***** Data

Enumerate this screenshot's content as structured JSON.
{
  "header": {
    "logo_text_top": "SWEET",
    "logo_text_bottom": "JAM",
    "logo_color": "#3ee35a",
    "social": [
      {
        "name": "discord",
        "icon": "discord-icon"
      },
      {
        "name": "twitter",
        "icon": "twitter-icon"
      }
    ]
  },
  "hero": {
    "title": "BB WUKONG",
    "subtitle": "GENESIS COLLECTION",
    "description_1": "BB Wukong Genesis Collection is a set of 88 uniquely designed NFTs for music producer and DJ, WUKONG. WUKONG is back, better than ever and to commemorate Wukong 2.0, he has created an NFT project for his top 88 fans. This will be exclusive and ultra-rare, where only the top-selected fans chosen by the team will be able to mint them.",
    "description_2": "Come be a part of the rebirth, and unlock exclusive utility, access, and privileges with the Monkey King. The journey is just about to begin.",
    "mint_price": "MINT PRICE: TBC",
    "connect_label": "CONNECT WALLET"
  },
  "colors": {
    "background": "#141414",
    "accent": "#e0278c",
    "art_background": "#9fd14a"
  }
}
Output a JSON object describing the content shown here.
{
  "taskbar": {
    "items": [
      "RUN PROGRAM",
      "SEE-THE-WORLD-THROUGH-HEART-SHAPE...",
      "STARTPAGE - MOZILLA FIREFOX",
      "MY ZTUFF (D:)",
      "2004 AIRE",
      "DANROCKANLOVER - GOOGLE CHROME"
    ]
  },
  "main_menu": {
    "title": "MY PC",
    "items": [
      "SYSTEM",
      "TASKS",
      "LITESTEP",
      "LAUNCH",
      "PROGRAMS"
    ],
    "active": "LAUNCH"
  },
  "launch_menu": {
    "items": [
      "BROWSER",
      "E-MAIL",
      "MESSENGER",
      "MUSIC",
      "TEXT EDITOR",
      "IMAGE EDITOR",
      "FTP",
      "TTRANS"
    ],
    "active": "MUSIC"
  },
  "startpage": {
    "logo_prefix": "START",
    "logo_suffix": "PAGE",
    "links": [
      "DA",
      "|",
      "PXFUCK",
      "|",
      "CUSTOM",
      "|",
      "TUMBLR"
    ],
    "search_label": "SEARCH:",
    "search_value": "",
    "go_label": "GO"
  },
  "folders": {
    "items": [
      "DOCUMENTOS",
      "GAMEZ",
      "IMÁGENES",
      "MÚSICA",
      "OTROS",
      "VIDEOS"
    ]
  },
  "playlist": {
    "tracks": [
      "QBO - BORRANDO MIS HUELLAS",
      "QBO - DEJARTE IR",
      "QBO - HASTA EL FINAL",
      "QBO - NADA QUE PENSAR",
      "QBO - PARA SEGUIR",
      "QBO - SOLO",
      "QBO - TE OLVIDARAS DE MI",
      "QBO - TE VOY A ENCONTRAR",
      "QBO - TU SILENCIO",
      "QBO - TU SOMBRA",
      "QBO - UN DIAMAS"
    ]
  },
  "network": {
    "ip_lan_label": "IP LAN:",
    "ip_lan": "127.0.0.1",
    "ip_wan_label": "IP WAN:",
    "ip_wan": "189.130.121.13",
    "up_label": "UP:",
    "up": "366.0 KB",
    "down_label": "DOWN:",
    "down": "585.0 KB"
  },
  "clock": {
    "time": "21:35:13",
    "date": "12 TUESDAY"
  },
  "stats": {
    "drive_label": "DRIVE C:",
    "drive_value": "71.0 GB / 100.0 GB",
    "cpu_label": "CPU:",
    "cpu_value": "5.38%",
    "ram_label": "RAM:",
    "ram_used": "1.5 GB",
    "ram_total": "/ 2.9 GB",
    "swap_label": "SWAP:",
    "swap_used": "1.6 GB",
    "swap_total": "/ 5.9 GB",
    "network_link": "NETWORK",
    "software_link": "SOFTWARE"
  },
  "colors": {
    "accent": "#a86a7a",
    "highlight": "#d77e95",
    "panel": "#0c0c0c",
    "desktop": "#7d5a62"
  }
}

**********

_Work instructions_.
Reproduce all the records precisely.

_Result_.
Enumerate this screenshot's content as structured JSON.
{
  "header": {
    "logo_text_top": "SWEET",
    "logo_text_bottom": "JAM",
    "logo_color": "#3ee35a",
    "social": [
      {
        "name": "discord",
        "icon": "discord-icon"
      },
      {
        "name": "twitter",
        "icon": "twitter-icon"
      }
    ]
  },
  "hero": {
    "title": "BB WUKONG",
    "subtitle": "GENESIS COLLECTION",
    "description_1": "BB Wukong Genesis Collection is a set of 88 uniquely designed NFTs for music producer and DJ, WUKONG. WUKONG is back, better than ever and to commemorate Wukong 2.0, he has created an NFT project for his top 88 fans. This will be exclusive and ultra-rare, where only the top-selected fans chosen by the team will be able to mint them.",
    "description_2": "Come be a part of the rebirth, and unlock exclusive utility, access, and privileges with the Monkey King. The journey is just about to begin.",
    "mint_price": "MINT PRICE: TBC",
    "connect_label": "CONNECT WALLET"
  },
  "colors": {
    "background": "#141414",
    "accent": "#e0278c",
    "art_background": "#9fd14a"
  }
}
Output a JSON object describing the content shown here.
{
  "taskbar": {
    "items": [
      "RUN PROGRAM",
      "SEE-THE-WORLD-THROUGH-HEART-SHAPE...",
      "STARTPAGE - MOZILLA FIREFOX",
      "MY ZTUFF (D:)",
      "2004 AIRE",
      "DANROCKANLOVER - GOOGLE CHROME"
    ]
  },
  "main_menu": {
    "title": "MY PC",
    "items": [
      "SYSTEM",
      "TASKS",
      "LITESTEP",
      "LAUNCH",
      "PROGRAMS"
    ],
    "active": "LAUNCH"
  },
  "launch_menu": {
    "items": [
      "BROWSER",
      "E-MAIL",
      "MESSENGER",
      "MUSIC",
      "TEXT EDITOR",
      "IMAGE EDITOR",
      "FTP",
      "TTRANS"
    ],
    "active": "MUSIC"
  },
  "startpage": {
    "logo_prefix": "START",
    "logo_suffix": "PAGE",
    "links": [
      "DA",
      "|",
      "PXFUCK",
      "|",
      "CUSTOM",
      "|",
      "TUMBLR"
    ],
    "search_label": "SEARCH:",
    "search_value": "",
    "go_label": "GO"
  },
  "folders": {
    "items": [
      "DOCUMENTOS",
      "GAMEZ",
      "IMÁGENES",
      "MÚSICA",
      "OTROS",
      "VIDEOS"
    ]
  },
  "playlist": {
    "tracks": [
      "QBO - BORRANDO MIS HUELLAS",
      "QBO - DEJARTE IR",
      "QBO - HASTA EL FINAL",
      "QBO - NADA QUE PENSAR",
      "QBO - PARA SEGUIR",
      "QBO - SOLO",
      "QBO - TE OLVIDARAS DE MI",
      "QBO - TE VOY A ENCONTRAR",
      "QBO - TU SILENCIO",
      "QBO - TU SOMBRA",
      "QBO - UN DIAMAS"
    ]
  },
  "network": {
    "ip_lan_label": "IP LAN:",
    "ip_lan": "127.0.0.1",
    "ip_wan_label": "IP WAN:",
    "ip_wan": "189.130.121.13",
    "up_label": "UP:",
    "up": "366.0 KB",
    "down_label": "DOWN:",
    "down": "585.0 KB"
  },
  "clock": {
    "time": "21:35:13",
    "date": "12 TUESDAY"
  },
  "stats": {
    "drive_label": "DRIVE C:",
    "drive_value": "71.0 GB / 100.0 GB",
    "cpu_label": "CPU:",
    "cpu_value": "5.38%",
    "ram_label": "RAM:",
    "ram_used": "1.5 GB",
    "ram_total": "/ 2.9 GB",
    "swap_label": "SWAP:",
    "swap_used": "1.6 GB",
    "swap_total": "/ 5.9 GB",
    "network_link": "NETWORK",
    "software_link": "SOFTWARE"
  },
  "colors": {
    "accent": "#a86a7a",
    "highlight": "#d77e95",
    "panel": "#0c0c0c",
    "desktop": "#7d5a62"
  }
}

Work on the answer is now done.